## WORK INSTRUCTIONS
Pull out from the material below all lines with "工程车辆成本核算管理系统".

## RECORDS
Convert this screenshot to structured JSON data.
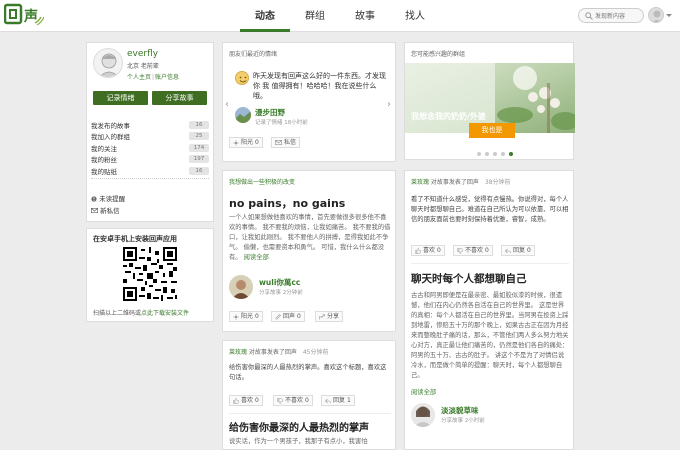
{
  "header": {
    "logo_text": "回声",
    "nav": [
      {
        "label": "动态",
        "active": true
      },
      {
        "label": "群组",
        "active": false
      },
      {
        "label": "故事",
        "active": false
      },
      {
        "label": "找人",
        "active": false
      }
    ],
    "search_placeholder": "发现新内容"
  },
  "profile": {
    "name": "everfly",
    "location": "北京 老前辈",
    "home_link": "个人主页",
    "settings_link": "账户信息",
    "record_button": "记录情绪",
    "share_button": "分享故事",
    "stats": [
      {
        "label": "我发布的故事",
        "count": "16"
      },
      {
        "label": "我加入的群组",
        "count": "25"
      },
      {
        "label": "我的关注",
        "count": "174"
      },
      {
        "label": "我的粉丝",
        "count": "197"
      },
      {
        "label": "我的贴纸",
        "count": "16"
      }
    ],
    "unread_notice": "未读提醒",
    "new_message": "新私信"
  },
  "app_download": {
    "title": "在安卓手机上安装回声应用",
    "caption_prefix": "扫描以上二维码或",
    "caption_link": "点此下载安装文件"
  },
  "friends_mood": {
    "title": "朋友们最近的情绪",
    "text": "昨天发现有回声这么好的一件东西。才发现你 我 值得拥有！哈哈哈！我在说些什么哦。",
    "author": "漫步田野",
    "meta": "记录了情绪   18小时前",
    "sun_label": "阳光",
    "sun_count": "0",
    "msg_label": "私信"
  },
  "change_post": {
    "section_title": "我想做出一些积极的改变",
    "title": "no pains，no gains",
    "body": "一个人如果想做他喜欢的事情，首先要做很多很多他不喜欢的事情。 我不要我的烦恼，让我如痛苦。 我不要我的借口，让我如此刚烈。 我不要他人的拼搏，是得我如此不争气。 偷懒，也需要资本和勇气。 可惜，我什么什么都没有。",
    "read_more": "阅读全部",
    "author": "wuli你萬cc",
    "meta": "分享故事   2分钟前",
    "sun_label": "阳光",
    "sun_count": "0",
    "echo_label": "回声",
    "echo_count": "0",
    "share_label": "分享"
  },
  "story_post": {
    "head_user": "莱玫瑰",
    "head_text": " 对故事发表了回声",
    "head_time": "45分钟前",
    "comment": "给伤害你最深的人最热烈的掌声。喜欢这个标题，喜欢这句话。",
    "like_label": "喜欢",
    "like_count": "0",
    "dislike_label": "不喜欢",
    "dislike_count": "0",
    "reply_label": "回复",
    "reply_count": "1",
    "title": "给伤害你最深的人最热烈的掌声",
    "body": "说实话，作为一个男孩子，我那子有点小，我害怕"
  },
  "group_recommend": {
    "title": "您可能感兴趣的群组",
    "hero_text": "我想念我的奶奶/外婆",
    "join_button": "我也是"
  },
  "chat_post": {
    "head_user": "莱玫瑰",
    "head_text": " 对故事发表了回声",
    "head_time": "38分钟前",
    "comment": "看了不知道什么感受，觉得有点慢热。你说得对，每个人聊天时都想聊自己。难道在自己所认为可以依靠、可以相信的朋友面前也要时刻保持着优雅，睿智，成熟。",
    "like_label": "喜欢",
    "like_count": "0",
    "dislike_label": "不喜欢",
    "dislike_count": "0",
    "reply_label": "回复",
    "reply_count": "0",
    "title": "聊天时每个人都想聊自己",
    "body": "古古和阿男即便是在最亲密、最如胶似漆的时候，很遗憾，他们在内心仍然各自活在自己的世界里。 这是世界的真相：每个人都活在自己的世界里。当阿男在投资上踩到地雷，惨赔五十万的那个晚上，如果古古正在因为月经来而整晚肚子痛的话，那么，不管他们两人多么努力地关心对方，真正最让他们痛苦的，仍然是他们各自的痛处：阿男的五十万、古古的肚子。 讲这个不是为了对情侣说冷水，而是做个简单的提醒：聊天时，每个人都想聊自己。",
    "read_more": "阅读全部",
    "author": "淡淡貌草味",
    "meta": "分享故事   2小时前"
  }
}
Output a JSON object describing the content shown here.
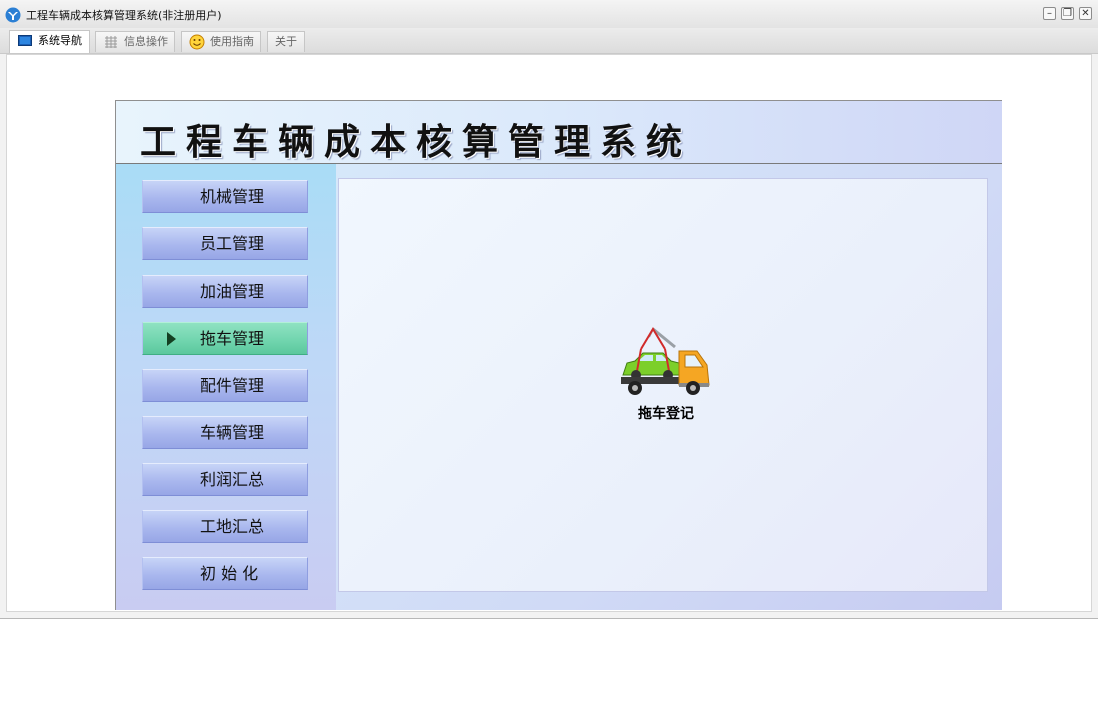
{
  "window": {
    "title": "工程车辆成本核算管理系统(非注册用户)",
    "controls": {
      "minimize": "–",
      "restore": "❐",
      "close": "✕"
    }
  },
  "tabs": [
    {
      "label": "系统导航",
      "icon": "monitor-icon",
      "active": true
    },
    {
      "label": "信息操作",
      "icon": "grid-icon",
      "active": false
    },
    {
      "label": "使用指南",
      "icon": "smiley-icon",
      "active": false
    },
    {
      "label": "关于",
      "icon": "",
      "active": false
    }
  ],
  "banner": {
    "title": "工程车辆成本核算管理系统"
  },
  "sidebar": {
    "items": [
      {
        "label": "机械管理"
      },
      {
        "label": "员工管理"
      },
      {
        "label": "加油管理"
      },
      {
        "label": "拖车管理",
        "active": true
      },
      {
        "label": "配件管理"
      },
      {
        "label": "车辆管理"
      },
      {
        "label": "利润汇总"
      },
      {
        "label": "工地汇总"
      },
      {
        "label": "初 始 化"
      }
    ]
  },
  "main": {
    "functions": [
      {
        "label": "拖车登记",
        "icon": "tow-truck-icon"
      }
    ]
  },
  "colors": {
    "active_nav": "#6fd4ad",
    "nav_button": "#a9b7ee",
    "truck_body": "#f5a623",
    "car_body": "#7ccf2a"
  }
}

## FULL RESPONSE
    "title": "工程车辆成本核算管理系统(非注册用户)",
    "title": "工程车辆成本核算管理系统"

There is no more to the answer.